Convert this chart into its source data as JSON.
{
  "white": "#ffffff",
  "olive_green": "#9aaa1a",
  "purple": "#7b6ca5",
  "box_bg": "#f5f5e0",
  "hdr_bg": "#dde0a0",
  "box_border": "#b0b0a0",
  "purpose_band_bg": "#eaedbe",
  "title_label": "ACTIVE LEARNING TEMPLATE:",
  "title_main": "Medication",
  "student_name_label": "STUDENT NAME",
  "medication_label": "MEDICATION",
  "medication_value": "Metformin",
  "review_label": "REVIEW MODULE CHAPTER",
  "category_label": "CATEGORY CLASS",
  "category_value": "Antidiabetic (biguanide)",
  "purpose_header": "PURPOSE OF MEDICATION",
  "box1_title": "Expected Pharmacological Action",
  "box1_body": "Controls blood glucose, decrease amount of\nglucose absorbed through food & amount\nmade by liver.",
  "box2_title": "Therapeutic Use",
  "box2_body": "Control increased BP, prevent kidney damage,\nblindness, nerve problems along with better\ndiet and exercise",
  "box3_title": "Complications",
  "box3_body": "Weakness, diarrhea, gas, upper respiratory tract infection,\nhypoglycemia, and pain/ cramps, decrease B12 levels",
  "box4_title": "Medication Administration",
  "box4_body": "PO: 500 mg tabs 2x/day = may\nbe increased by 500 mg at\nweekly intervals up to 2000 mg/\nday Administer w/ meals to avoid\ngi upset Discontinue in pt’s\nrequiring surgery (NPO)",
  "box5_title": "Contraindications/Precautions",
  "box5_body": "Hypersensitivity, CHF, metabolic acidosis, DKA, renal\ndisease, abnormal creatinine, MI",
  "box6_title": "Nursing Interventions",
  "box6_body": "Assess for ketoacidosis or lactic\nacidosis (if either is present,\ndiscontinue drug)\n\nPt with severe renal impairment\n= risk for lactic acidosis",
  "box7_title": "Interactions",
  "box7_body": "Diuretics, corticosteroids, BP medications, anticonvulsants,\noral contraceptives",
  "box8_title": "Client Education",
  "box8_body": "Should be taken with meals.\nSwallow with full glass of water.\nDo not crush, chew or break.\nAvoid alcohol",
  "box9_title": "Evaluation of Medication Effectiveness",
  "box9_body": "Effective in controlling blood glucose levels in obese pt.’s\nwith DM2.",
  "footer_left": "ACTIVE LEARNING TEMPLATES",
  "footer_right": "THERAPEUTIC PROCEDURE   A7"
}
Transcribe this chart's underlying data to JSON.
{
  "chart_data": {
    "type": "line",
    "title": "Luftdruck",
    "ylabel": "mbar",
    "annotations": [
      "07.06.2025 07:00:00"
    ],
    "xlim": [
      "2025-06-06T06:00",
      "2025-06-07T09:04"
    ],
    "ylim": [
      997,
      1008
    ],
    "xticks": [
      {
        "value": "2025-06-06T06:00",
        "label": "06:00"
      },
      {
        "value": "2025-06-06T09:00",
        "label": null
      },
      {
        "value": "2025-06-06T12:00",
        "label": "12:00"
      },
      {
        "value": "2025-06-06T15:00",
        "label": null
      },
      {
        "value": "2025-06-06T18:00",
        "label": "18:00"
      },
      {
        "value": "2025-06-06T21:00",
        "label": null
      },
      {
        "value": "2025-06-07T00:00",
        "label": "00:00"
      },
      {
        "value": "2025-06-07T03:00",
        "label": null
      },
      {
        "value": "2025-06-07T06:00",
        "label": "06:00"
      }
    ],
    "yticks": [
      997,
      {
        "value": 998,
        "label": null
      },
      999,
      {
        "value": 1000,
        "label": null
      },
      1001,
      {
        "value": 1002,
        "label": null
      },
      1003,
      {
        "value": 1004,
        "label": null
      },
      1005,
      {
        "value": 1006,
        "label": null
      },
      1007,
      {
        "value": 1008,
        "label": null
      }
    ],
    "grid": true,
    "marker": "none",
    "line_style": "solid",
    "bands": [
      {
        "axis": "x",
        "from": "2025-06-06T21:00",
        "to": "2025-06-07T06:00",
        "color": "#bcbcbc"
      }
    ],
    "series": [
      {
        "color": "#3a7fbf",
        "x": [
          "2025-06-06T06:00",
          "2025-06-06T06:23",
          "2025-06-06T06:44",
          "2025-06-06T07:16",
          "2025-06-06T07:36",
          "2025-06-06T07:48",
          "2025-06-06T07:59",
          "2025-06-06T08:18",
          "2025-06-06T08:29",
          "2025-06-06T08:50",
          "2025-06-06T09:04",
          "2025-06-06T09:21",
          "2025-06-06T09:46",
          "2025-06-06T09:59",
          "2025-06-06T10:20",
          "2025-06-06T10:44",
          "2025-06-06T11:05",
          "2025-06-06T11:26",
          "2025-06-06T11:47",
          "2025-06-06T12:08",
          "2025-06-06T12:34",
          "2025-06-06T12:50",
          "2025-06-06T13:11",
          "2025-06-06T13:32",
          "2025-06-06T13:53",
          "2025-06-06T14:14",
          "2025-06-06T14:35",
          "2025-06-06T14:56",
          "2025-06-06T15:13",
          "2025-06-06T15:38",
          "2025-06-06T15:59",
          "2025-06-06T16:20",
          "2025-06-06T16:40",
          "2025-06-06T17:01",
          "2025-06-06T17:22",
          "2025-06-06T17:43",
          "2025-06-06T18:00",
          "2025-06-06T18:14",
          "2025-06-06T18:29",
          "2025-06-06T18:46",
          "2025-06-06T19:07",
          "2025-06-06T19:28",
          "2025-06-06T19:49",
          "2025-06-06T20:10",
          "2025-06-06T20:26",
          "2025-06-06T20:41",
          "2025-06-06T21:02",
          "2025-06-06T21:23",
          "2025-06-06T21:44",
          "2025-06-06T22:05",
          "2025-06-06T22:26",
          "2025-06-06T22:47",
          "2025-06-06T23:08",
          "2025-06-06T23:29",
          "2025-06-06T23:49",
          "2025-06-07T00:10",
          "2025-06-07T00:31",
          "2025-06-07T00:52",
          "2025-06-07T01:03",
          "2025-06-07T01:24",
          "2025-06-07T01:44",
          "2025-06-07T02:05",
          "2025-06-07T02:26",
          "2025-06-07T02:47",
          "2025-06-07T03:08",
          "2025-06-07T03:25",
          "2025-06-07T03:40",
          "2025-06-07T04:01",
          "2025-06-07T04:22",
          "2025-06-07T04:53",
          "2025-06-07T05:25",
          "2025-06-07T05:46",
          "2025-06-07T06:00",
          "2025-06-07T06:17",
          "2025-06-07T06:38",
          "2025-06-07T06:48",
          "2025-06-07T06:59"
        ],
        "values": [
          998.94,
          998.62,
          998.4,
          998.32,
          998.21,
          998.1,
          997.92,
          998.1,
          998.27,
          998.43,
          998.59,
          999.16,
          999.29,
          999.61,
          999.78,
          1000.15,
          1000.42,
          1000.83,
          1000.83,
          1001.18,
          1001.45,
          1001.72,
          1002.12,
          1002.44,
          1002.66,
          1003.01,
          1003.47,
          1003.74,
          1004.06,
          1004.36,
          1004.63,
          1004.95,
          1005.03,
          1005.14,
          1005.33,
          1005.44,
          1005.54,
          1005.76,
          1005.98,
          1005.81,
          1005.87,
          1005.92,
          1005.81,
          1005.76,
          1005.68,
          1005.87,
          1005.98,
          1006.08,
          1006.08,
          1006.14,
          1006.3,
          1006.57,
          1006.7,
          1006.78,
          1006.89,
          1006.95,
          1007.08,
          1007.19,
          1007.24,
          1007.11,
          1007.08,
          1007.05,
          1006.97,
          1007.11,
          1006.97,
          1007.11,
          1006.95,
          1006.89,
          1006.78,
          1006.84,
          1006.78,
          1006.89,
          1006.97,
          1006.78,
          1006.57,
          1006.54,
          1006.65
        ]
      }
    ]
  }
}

•••••

TO BE DONE -
Give back the whole listing, word for word.

WRITTEN SOLUTION -
Convert this chart into its source data as JSON.
{
  "white": "#ffffff",
  "olive_green": "#9aaa1a",
  "purple": "#7b6ca5",
  "box_bg": "#f5f5e0",
  "hdr_bg": "#dde0a0",
  "box_border": "#b0b0a0",
  "purpose_band_bg": "#eaedbe",
  "title_label": "ACTIVE LEARNING TEMPLATE:",
  "title_main": "Medication",
  "student_name_label": "STUDENT NAME",
  "medication_label": "MEDICATION",
  "medication_value": "Metformin",
  "review_label": "REVIEW MODULE CHAPTER",
  "category_label": "CATEGORY CLASS",
  "category_value": "Antidiabetic (biguanide)",
  "purpose_header": "PURPOSE OF MEDICATION",
  "box1_title": "Expected Pharmacological Action",
  "box1_body": "Controls blood glucose, decrease amount of\nglucose absorbed through food & amount\nmade by liver.",
  "box2_title": "Therapeutic Use",
  "box2_body": "Control increased BP, prevent kidney damage,\nblindness, nerve problems along with better\ndiet and exercise",
  "box3_title": "Complications",
  "box3_body": "Weakness, diarrhea, gas, upper respiratory tract infection,\nhypoglycemia, and pain/ cramps, decrease B12 levels",
  "box4_title": "Medication Administration",
  "box4_body": "PO: 500 mg tabs 2x/day = may\nbe increased by 500 mg at\nweekly intervals up to 2000 mg/\nday Administer w/ meals to avoid\ngi upset Discontinue in pt’s\nrequiring surgery (NPO)",
  "box5_title": "Contraindications/Precautions",
  "box5_body": "Hypersensitivity, CHF, metabolic acidosis, DKA, renal\ndisease, abnormal creatinine, MI",
  "box6_title": "Nursing Interventions",
  "box6_body": "Assess for ketoacidosis or lactic\nacidosis (if either is present,\ndiscontinue drug)\n\nPt with severe renal impairment\n= risk for lactic acidosis",
  "box7_title": "Interactions",
  "box7_body": "Diuretics, corticosteroids, BP medications, anticonvulsants,\noral contraceptives",
  "box8_title": "Client Education",
  "box8_body": "Should be taken with meals.\nSwallow with full glass of water.\nDo not crush, chew or break.\nAvoid alcohol",
  "box9_title": "Evaluation of Medication Effectiveness",
  "box9_body": "Effective in controlling blood glucose levels in obese pt.’s\nwith DM2.",
  "footer_left": "ACTIVE LEARNING TEMPLATES",
  "footer_right": "THERAPEUTIC PROCEDURE   A7"
}
Transcribe this chart's underlying data to JSON.
{
  "chart_data": {
    "type": "line",
    "title": "Luftdruck",
    "ylabel": "mbar",
    "annotations": [
      "07.06.2025 07:00:00"
    ],
    "xlim": [
      "2025-06-06T06:00",
      "2025-06-07T09:04"
    ],
    "ylim": [
      997,
      1008
    ],
    "xticks": [
      {
        "value": "2025-06-06T06:00",
        "label": "06:00"
      },
      {
        "value": "2025-06-06T09:00",
        "label": null
      },
      {
        "value": "2025-06-06T12:00",
        "label": "12:00"
      },
      {
        "value": "2025-06-06T15:00",
        "label": null
      },
      {
        "value": "2025-06-06T18:00",
        "label": "18:00"
      },
      {
        "value": "2025-06-06T21:00",
        "label": null
      },
      {
        "value": "2025-06-07T00:00",
        "label": "00:00"
      },
      {
        "value": "2025-06-07T03:00",
        "label": null
      },
      {
        "value": "2025-06-07T06:00",
        "label": "06:00"
      }
    ],
    "yticks": [
      997,
      {
        "value": 998,
        "label": null
      },
      999,
      {
        "value": 1000,
        "label": null
      },
      1001,
      {
        "value": 1002,
        "label": null
      },
      1003,
      {
        "value": 1004,
        "label": null
      },
      1005,
      {
        "value": 1006,
        "label": null
      },
      1007,
      {
        "value": 1008,
        "label": null
      }
    ],
    "grid": true,
    "marker": "none",
    "line_style": "solid",
    "bands": [
      {
        "axis": "x",
        "from": "2025-06-06T21:00",
        "to": "2025-06-07T06:00",
        "color": "#bcbcbc"
      }
    ],
    "series": [
      {
        "color": "#3a7fbf",
        "x": [
          "2025-06-06T06:00",
          "2025-06-06T06:23",
          "2025-06-06T06:44",
          "2025-06-06T07:16",
          "2025-06-06T07:36",
          "2025-06-06T07:48",
          "2025-06-06T07:59",
          "2025-06-06T08:18",
          "2025-06-06T08:29",
          "2025-06-06T08:50",
          "2025-06-06T09:04",
          "2025-06-06T09:21",
          "2025-06-06T09:46",
          "2025-06-06T09:59",
          "2025-06-06T10:20",
          "2025-06-06T10:44",
          "2025-06-06T11:05",
          "2025-06-06T11:26",
          "2025-06-06T11:47",
          "2025-06-06T12:08",
          "2025-06-06T12:34",
          "2025-06-06T12:50",
          "2025-06-06T13:11",
          "2025-06-06T13:32",
          "2025-06-06T13:53",
          "2025-06-06T14:14",
          "2025-06-06T14:35",
          "2025-06-06T14:56",
          "2025-06-06T15:13",
          "2025-06-06T15:38",
          "2025-06-06T15:59",
          "2025-06-06T16:20",
          "2025-06-06T16:40",
          "2025-06-06T17:01",
          "2025-06-06T17:22",
          "2025-06-06T17:43",
          "2025-06-06T18:00",
          "2025-06-06T18:14",
          "2025-06-06T18:29",
          "2025-06-06T18:46",
          "2025-06-06T19:07",
          "2025-06-06T19:28",
          "2025-06-06T19:49",
          "2025-06-06T20:10",
          "2025-06-06T20:26",
          "2025-06-06T20:41",
          "2025-06-06T21:02",
          "2025-06-06T21:23",
          "2025-06-06T21:44",
          "2025-06-06T22:05",
          "2025-06-06T22:26",
          "2025-06-06T22:47",
          "2025-06-06T23:08",
          "2025-06-06T23:29",
          "2025-06-06T23:49",
          "2025-06-07T00:10",
          "2025-06-07T00:31",
          "2025-06-07T00:52",
          "2025-06-07T01:03",
          "2025-06-07T01:24",
          "2025-06-07T01:44",
          "2025-06-07T02:05",
          "2025-06-07T02:26",
          "2025-06-07T02:47",
          "2025-06-07T03:08",
          "2025-06-07T03:25",
          "2025-06-07T03:40",
          "2025-06-07T04:01",
          "2025-06-07T04:22",
          "2025-06-07T04:53",
          "2025-06-07T05:25",
          "2025-06-07T05:46",
          "2025-06-07T06:00",
          "2025-06-07T06:17",
          "2025-06-07T06:38",
          "2025-06-07T06:48",
          "2025-06-07T06:59"
        ],
        "values": [
          998.94,
          998.62,
          998.4,
          998.32,
          998.21,
          998.1,
          997.92,
          998.1,
          998.27,
          998.43,
          998.59,
          999.16,
          999.29,
          999.61,
          999.78,
          1000.15,
          1000.42,
          1000.83,
          1000.83,
          1001.18,
          1001.45,
          1001.72,
          1002.12,
          1002.44,
          1002.66,
          1003.01,
          1003.47,
          1003.74,
          1004.06,
          1004.36,
          1004.63,
          1004.95,
          1005.03,
          1005.14,
          1005.33,
          1005.44,
          1005.54,
          1005.76,
          1005.98,
          1005.81,
          1005.87,
          1005.92,
          1005.81,
          1005.76,
          1005.68,
          1005.87,
          1005.98,
          1006.08,
          1006.08,
          1006.14,
          1006.3,
          1006.57,
          1006.7,
          1006.78,
          1006.89,
          1006.95,
          1007.08,
          1007.19,
          1007.24,
          1007.11,
          1007.08,
          1007.05,
          1006.97,
          1007.11,
          1006.97,
          1007.11,
          1006.95,
          1006.89,
          1006.78,
          1006.84,
          1006.78,
          1006.89,
          1006.97,
          1006.78,
          1006.57,
          1006.54,
          1006.65
        ]
      }
    ]
  }
}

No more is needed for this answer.